Transforming ideas into reality in Tech Spark
In the College of Engineering’s Tech Spark, Robert Smith, senior windows systems engineer, has developed a system that allows students, faculty, and staff to access machines and tools they have been trained on, and directs them to training courses they may need to use the systems in the future.
The Tech Spark prototyping facility is nestled in Hamerschlag Hall, where students move about the workshop spaces using laser cutting machines, 3D printers, soldering stations, power tools, welding equipment, metal mills, and countless other technical machinery. The rooms are filled with the sound of buzzing machines, the clanking of heavy materials, and the chatter of students working on different projects.
In 2017, the College of Engineering began to consolidate several workshops spread across multiple engineering departments on campus to create one unified makerspace, which officially opened as Tech Spark in the spring of 2018. Today, Tech Spark is a place where members of the Carnegie Mellon University community come together in a single location to design and innovate together, transforming ideas into reality.

**Data for review**:

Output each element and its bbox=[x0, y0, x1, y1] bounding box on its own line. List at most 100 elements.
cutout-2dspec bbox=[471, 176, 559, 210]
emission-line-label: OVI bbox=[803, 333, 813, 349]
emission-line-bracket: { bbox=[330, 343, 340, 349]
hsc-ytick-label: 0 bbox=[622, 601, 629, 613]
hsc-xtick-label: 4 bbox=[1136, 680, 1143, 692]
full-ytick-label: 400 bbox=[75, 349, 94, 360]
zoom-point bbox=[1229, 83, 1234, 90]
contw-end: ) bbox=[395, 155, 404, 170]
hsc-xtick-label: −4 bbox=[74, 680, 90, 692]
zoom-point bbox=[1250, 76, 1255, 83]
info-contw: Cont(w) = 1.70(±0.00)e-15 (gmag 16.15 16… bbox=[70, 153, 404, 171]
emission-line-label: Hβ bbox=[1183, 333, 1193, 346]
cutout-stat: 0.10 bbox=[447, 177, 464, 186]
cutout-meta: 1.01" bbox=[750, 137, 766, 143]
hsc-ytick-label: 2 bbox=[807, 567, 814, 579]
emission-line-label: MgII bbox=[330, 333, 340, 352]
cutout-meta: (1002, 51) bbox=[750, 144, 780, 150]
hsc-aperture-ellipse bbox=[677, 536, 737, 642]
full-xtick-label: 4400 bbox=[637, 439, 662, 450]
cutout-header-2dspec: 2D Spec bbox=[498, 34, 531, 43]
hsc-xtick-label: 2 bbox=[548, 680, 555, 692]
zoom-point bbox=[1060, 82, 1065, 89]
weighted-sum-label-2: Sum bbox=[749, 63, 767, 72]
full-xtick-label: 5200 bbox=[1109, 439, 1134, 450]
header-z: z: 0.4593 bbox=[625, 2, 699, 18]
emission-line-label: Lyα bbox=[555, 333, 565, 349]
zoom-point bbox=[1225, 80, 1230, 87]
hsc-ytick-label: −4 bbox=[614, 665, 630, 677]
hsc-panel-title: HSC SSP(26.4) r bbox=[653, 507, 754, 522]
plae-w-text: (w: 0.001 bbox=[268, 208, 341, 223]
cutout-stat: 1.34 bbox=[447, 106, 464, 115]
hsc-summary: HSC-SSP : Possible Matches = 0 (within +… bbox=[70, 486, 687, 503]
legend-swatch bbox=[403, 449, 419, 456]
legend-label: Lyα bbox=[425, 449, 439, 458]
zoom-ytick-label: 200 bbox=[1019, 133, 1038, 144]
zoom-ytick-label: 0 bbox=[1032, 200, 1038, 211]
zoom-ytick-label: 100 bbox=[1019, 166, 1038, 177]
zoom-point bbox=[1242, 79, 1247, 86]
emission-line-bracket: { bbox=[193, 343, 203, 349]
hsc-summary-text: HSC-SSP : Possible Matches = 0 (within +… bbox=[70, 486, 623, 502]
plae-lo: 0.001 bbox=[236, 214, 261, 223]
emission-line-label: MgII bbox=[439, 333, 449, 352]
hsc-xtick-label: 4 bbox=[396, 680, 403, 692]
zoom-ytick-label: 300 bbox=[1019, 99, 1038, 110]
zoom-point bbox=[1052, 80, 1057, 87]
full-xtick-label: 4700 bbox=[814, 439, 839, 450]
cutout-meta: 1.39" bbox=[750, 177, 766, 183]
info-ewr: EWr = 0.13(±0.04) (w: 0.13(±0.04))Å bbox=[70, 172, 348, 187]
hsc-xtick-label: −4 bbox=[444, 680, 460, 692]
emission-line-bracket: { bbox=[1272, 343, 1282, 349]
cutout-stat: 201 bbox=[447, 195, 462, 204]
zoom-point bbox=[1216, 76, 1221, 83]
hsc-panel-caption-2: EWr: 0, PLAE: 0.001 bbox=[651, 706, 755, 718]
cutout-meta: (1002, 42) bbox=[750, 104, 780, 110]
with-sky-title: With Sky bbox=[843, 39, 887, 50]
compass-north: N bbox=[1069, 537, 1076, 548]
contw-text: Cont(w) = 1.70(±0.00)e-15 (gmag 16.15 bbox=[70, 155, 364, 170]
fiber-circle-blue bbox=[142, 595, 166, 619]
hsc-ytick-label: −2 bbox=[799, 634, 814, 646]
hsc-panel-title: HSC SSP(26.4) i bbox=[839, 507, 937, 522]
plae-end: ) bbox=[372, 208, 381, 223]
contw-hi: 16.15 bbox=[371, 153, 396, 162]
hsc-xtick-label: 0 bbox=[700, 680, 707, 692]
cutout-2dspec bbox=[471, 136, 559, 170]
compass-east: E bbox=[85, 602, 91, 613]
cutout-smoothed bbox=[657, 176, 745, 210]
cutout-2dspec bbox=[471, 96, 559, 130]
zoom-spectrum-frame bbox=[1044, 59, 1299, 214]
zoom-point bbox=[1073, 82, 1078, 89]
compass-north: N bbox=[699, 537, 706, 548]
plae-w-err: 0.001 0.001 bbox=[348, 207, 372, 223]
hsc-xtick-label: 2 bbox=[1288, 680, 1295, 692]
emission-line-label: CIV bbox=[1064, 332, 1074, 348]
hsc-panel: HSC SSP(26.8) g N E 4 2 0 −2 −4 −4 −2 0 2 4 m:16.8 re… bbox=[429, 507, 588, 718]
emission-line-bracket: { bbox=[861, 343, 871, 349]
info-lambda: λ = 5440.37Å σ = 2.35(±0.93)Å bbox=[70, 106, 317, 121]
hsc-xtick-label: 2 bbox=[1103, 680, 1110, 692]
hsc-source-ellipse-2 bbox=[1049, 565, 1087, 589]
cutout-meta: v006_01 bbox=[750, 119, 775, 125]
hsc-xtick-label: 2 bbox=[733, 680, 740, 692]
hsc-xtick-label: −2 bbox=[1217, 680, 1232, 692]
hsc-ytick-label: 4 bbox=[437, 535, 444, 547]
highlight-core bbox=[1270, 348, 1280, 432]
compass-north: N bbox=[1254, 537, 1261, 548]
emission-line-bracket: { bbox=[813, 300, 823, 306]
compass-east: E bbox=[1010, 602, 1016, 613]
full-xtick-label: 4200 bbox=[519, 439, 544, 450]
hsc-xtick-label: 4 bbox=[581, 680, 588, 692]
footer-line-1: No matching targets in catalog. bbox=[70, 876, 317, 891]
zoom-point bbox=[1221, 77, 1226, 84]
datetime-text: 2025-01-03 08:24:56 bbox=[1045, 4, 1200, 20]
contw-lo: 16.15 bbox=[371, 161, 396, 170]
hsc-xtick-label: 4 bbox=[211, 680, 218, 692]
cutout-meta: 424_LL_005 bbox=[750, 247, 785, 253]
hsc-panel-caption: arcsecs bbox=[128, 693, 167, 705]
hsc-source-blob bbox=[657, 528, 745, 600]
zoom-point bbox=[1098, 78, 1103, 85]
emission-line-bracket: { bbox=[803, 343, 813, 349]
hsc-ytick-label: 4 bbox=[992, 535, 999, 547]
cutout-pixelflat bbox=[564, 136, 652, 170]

**Exercise description**:
Please reproduce everything in the Tech Spark article above from "The Tech Spark" down to "on different projects.", word for word.

**Written response**:
The Tech Spark prototyping facility is nestled in Hamerschlag Hall, where students move about the workshop spaces using laser cutting machines, 3D printers, soldering stations, power tools, welding equipment, metal mills, and countless other technical machinery. The rooms are filled with the sound of buzzing machines, the clanking of heavy materials, and the chatter of students working on different projects.